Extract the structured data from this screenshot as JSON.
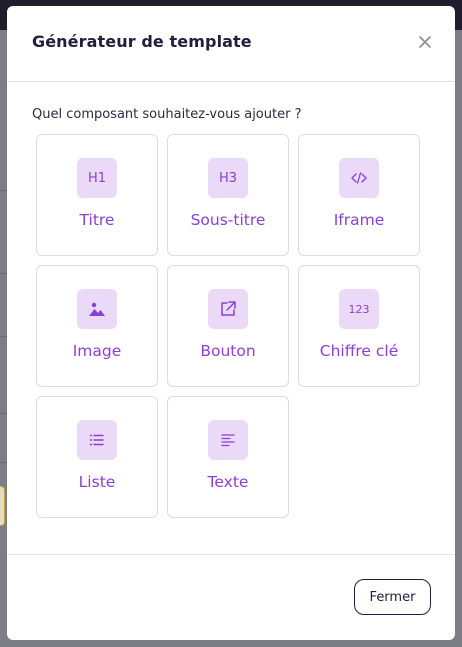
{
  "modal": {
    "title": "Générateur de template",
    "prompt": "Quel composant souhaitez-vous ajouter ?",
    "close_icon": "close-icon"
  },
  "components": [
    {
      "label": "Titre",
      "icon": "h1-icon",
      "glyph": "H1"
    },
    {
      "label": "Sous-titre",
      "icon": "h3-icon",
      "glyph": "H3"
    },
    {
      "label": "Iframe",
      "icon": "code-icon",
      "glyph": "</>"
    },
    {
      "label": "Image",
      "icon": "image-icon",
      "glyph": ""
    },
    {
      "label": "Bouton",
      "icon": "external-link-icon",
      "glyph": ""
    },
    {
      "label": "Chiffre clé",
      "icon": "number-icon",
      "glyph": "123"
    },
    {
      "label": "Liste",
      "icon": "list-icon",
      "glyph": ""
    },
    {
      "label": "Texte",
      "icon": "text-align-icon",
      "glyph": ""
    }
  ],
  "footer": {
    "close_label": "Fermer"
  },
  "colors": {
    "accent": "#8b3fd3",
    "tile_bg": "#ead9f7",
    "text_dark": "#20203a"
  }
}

_ _ _ _ _

> **OBJECTIVE**: Write out the whole listing again, exactly, with no pictures.

> **REPLY TO THE TASK**:
Extract the structured data from this screenshot as JSON.
{
  "modal": {
    "title": "Générateur de template",
    "prompt": "Quel composant souhaitez-vous ajouter ?",
    "close_icon": "close-icon"
  },
  "components": [
    {
      "label": "Titre",
      "icon": "h1-icon",
      "glyph": "H1"
    },
    {
      "label": "Sous-titre",
      "icon": "h3-icon",
      "glyph": "H3"
    },
    {
      "label": "Iframe",
      "icon": "code-icon",
      "glyph": "</>"
    },
    {
      "label": "Image",
      "icon": "image-icon",
      "glyph": ""
    },
    {
      "label": "Bouton",
      "icon": "external-link-icon",
      "glyph": ""
    },
    {
      "label": "Chiffre clé",
      "icon": "number-icon",
      "glyph": "123"
    },
    {
      "label": "Liste",
      "icon": "list-icon",
      "glyph": ""
    },
    {
      "label": "Texte",
      "icon": "text-align-icon",
      "glyph": ""
    }
  ],
  "footer": {
    "close_label": "Fermer"
  },
  "colors": {
    "accent": "#8b3fd3",
    "tile_bg": "#ead9f7",
    "text_dark": "#20203a"
  }
}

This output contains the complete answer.